### Quoted passage
-- begin --

Tick tock: classic kitchen wall clock designs are influencing a slew of modern watchmakers
The super-slim hands and clean dials that define utilitarian post-war kitchen and factory clocks are natural inspiration for classic watch design. Legibility is key when quickly glancing at your wrist, and the graphic characteristics of Max Bill's 1956 wall clock for German brand Junghans, Dieter Rams' clocks for Braun, and Henning Koppel's 1978 wall clock for Georg Jensen are a pretty perfect starting point for any modern watch designer.
London-based Uniform Wares cite original Smiths Sectric kitchen clocks as a primary inspiration when they started designing watches, and now the Nomos Glashütte brand has followed suit with its homage to 1960s domestic design.
It has recently launched the Lux collection that's crafted in gold, and has both the tech and aesthetic credentials of Bill's early design. In fact, Junghans' clock was originally so successful that it was quickly followed by a line of wristwatches. During the mid-century consumer boom, German watch design tended towards a scientific aesthetic - a necessary marketing tactic in a packed arena.
Bill, during his directorship of the Ulm School of Design, designed the clock in conjunction with his students, following the rationale that form must follow function. The dial design of the hand-winding model, with an interior ring of hours surrounded by an outer ring of minute markers, was taken from the school's original drawings.
Last year Junghans integrated it into a sizeable 38mm automatic wristwatch to allow for more clean space on the dial, whether in graphite or black. Georg Jensen is also rumoured to be launching a new line of Koppel watch designs at Baselworld watch fair this Spring.
The Nomos Lux gently mirrors Bill's 1960s wall clock-with-timer. Sword hands sweep around a white dial surrounded by a choice of 1960s Formica colours - pale blue, canary yellow, claret or lilac-grey. The tonneau-shaped case meanwhile is reminiscent of Bill's organic, inverted-teardrop timer design.

-- end --

### Available data
-- begin --

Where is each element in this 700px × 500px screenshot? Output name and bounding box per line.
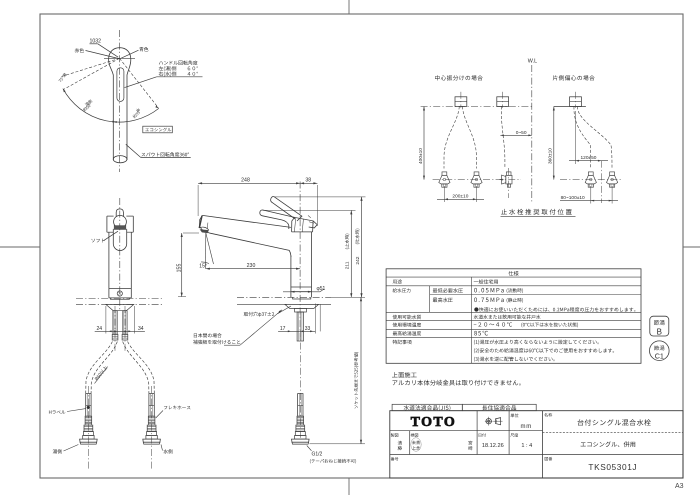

-- end --

### Required task A
Answer these from the watch design article:
(i) Which London-based brand cites original Smiths Sectric kitchen clocks as a primary inspiration?
(ii) What size is the automatic wristwatch Junghans released last year?
(iii) Which Formica colors surround the dial of the Nomos Lux?
### Required task B
Write the next part of the watch design article, starting after its last sentence.

### Exercise result A
(i) Uniform Wares
(ii) 38mm
(iii) Pale blue, canary yellow, claret or lilac-grey

### Exercise result B
Cult minimalists Uniform Wares reworked the simplicity and functionality of British factory wall clocks from the same era for their M-line range. 'As a progressive British brand, a lineage of great British design and style influences our thinking,' says co-founder Patrick Bek. 'We use subtle identifiers throughout the collections to highlight the quirks.' English manufacturers Smiths Sectric and Gents' of Leicester are two such inspirations - an ultra-clean dial bears nothing but hour and minute hands and slightly chunky indices. And, following Rams into permanent-collection territory, Uniform Wares M37, the line's cornerstone piece, is a steady fixture in San Francisco Museum of Modern Art's Architecture and Design collection.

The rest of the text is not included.